Return the data lines that follow with no changes at all.

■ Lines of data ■
-- begin --

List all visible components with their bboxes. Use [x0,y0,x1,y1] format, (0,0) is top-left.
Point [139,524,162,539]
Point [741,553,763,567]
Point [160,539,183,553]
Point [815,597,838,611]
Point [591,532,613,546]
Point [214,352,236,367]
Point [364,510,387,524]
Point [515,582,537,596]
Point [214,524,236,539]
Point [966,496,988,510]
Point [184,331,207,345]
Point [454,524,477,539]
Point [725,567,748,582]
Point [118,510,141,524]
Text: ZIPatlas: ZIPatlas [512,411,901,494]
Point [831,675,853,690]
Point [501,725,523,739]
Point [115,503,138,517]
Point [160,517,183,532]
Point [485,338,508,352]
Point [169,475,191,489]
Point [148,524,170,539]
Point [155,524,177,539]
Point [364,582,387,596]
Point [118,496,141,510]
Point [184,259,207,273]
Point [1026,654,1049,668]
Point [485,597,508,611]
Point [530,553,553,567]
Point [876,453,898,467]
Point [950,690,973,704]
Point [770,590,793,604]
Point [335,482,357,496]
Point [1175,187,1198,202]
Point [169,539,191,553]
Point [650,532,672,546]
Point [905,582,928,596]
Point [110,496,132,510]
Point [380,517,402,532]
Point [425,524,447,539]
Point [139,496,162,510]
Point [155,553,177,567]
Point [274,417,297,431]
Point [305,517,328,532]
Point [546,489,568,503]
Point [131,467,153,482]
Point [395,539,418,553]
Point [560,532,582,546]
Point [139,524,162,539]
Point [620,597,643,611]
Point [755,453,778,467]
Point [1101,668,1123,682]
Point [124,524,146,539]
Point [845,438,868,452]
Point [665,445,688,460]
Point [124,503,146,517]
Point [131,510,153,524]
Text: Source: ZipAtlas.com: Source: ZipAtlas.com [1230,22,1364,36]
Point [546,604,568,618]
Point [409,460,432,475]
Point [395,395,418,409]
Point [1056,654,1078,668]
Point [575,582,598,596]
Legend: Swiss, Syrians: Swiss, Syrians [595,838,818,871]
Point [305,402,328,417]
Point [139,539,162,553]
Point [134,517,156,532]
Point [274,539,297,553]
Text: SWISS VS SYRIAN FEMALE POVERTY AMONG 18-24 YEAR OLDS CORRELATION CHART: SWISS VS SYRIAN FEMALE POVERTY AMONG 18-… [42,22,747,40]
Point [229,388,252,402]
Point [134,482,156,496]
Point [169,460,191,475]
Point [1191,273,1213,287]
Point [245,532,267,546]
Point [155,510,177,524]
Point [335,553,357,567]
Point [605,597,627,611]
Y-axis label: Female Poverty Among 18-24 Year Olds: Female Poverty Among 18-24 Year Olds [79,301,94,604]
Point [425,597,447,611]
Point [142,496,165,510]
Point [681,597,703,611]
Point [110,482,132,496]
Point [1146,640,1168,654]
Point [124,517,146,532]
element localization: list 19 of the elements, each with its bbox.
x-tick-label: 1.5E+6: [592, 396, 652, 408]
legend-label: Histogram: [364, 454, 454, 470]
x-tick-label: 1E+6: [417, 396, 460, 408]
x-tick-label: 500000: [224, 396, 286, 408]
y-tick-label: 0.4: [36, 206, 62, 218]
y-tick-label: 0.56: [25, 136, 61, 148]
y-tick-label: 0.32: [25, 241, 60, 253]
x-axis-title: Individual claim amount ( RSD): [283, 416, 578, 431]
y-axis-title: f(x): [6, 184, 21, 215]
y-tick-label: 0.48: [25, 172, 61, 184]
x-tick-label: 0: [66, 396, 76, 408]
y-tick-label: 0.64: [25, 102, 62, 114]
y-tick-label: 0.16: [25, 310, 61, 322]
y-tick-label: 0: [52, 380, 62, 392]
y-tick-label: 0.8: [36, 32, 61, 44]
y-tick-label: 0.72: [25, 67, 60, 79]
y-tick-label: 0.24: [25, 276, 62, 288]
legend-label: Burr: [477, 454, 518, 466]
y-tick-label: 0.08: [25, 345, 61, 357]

-- end --

■ Response for this exercise ■
List all visible components with their bboxes. Use [x0,y0,x1,y1] format, (0,0) is top-left.
Point [139,524,162,539]
Point [741,553,763,567]
Point [160,539,183,553]
Point [815,597,838,611]
Point [591,532,613,546]
Point [214,352,236,367]
Point [364,510,387,524]
Point [515,582,537,596]
Point [214,524,236,539]
Point [966,496,988,510]
Point [184,331,207,345]
Point [454,524,477,539]
Point [725,567,748,582]
Point [118,510,141,524]
Text: ZIPatlas: ZIPatlas [512,411,901,494]
Point [831,675,853,690]
Point [501,725,523,739]
Point [115,503,138,517]
Point [160,517,183,532]
Point [485,338,508,352]
Point [169,475,191,489]
Point [148,524,170,539]
Point [155,524,177,539]
Point [364,582,387,596]
Point [118,496,141,510]
Point [184,259,207,273]
Point [1026,654,1049,668]
Point [485,597,508,611]
Point [530,553,553,567]
Point [876,453,898,467]
Point [950,690,973,704]
Point [770,590,793,604]
Point [335,482,357,496]
Point [1175,187,1198,202]
Point [169,539,191,553]
Point [650,532,672,546]
Point [905,582,928,596]
Point [110,496,132,510]
Point [380,517,402,532]
Point [425,524,447,539]
Point [139,496,162,510]
Point [155,553,177,567]
Point [274,417,297,431]
Point [305,517,328,532]
Point [546,489,568,503]
Point [131,467,153,482]
Point [395,539,418,553]
Point [560,532,582,546]
Point [139,524,162,539]
Point [620,597,643,611]
Point [755,453,778,467]
Point [1101,668,1123,682]
Point [124,524,146,539]
Point [845,438,868,452]
Point [665,445,688,460]
Point [124,503,146,517]
Point [131,510,153,524]
Text: Source: ZipAtlas.com: Source: ZipAtlas.com [1230,22,1364,36]
Point [546,604,568,618]
Point [409,460,432,475]
Point [395,395,418,409]
Point [1056,654,1078,668]
Point [575,582,598,596]
Legend: Swiss, Syrians: Swiss, Syrians [595,838,818,871]
Point [305,402,328,417]
Point [139,539,162,553]
Point [134,517,156,532]
Point [274,539,297,553]
Text: SWISS VS SYRIAN FEMALE POVERTY AMONG 18-24 YEAR OLDS CORRELATION CHART: SWISS VS SYRIAN FEMALE POVERTY AMONG 18-… [42,22,747,40]
Point [229,388,252,402]
Point [134,482,156,496]
Point [169,460,191,475]
Point [1191,273,1213,287]
Point [245,532,267,546]
Point [155,510,177,524]
Point [335,553,357,567]
Point [605,597,627,611]
Y-axis label: Female Poverty Among 18-24 Year Olds: Female Poverty Among 18-24 Year Olds [79,301,94,604]
Point [425,597,447,611]
Point [142,496,165,510]
Point [681,597,703,611]
Point [110,482,132,496]
Point [1146,640,1168,654]
Point [124,517,146,532]
element localization: list 19 of the elements, each with its bbox.
x-tick-label: 1.5E+6: [592, 396, 652, 408]
legend-label: Histogram: [364, 454, 454, 470]
x-tick-label: 1E+6: [417, 396, 460, 408]
x-tick-label: 500000: [224, 396, 286, 408]
y-tick-label: 0.4: [36, 206, 62, 218]
y-tick-label: 0.56: [25, 136, 61, 148]
y-tick-label: 0.32: [25, 241, 60, 253]
x-axis-title: Individual claim amount ( RSD): [283, 416, 578, 431]
y-axis-title: f(x): [6, 184, 21, 215]
y-tick-label: 0.48: [25, 172, 61, 184]
x-tick-label: 0: [66, 396, 76, 408]
y-tick-label: 0.64: [25, 102, 62, 114]
y-tick-label: 0.16: [25, 310, 61, 322]
y-tick-label: 0: [52, 380, 62, 392]
y-tick-label: 0.8: [36, 32, 61, 44]
y-tick-label: 0.72: [25, 67, 60, 79]
y-tick-label: 0.24: [25, 276, 62, 288]
legend-label: Burr: [477, 454, 518, 466]
y-tick-label: 0.08: [25, 345, 61, 357]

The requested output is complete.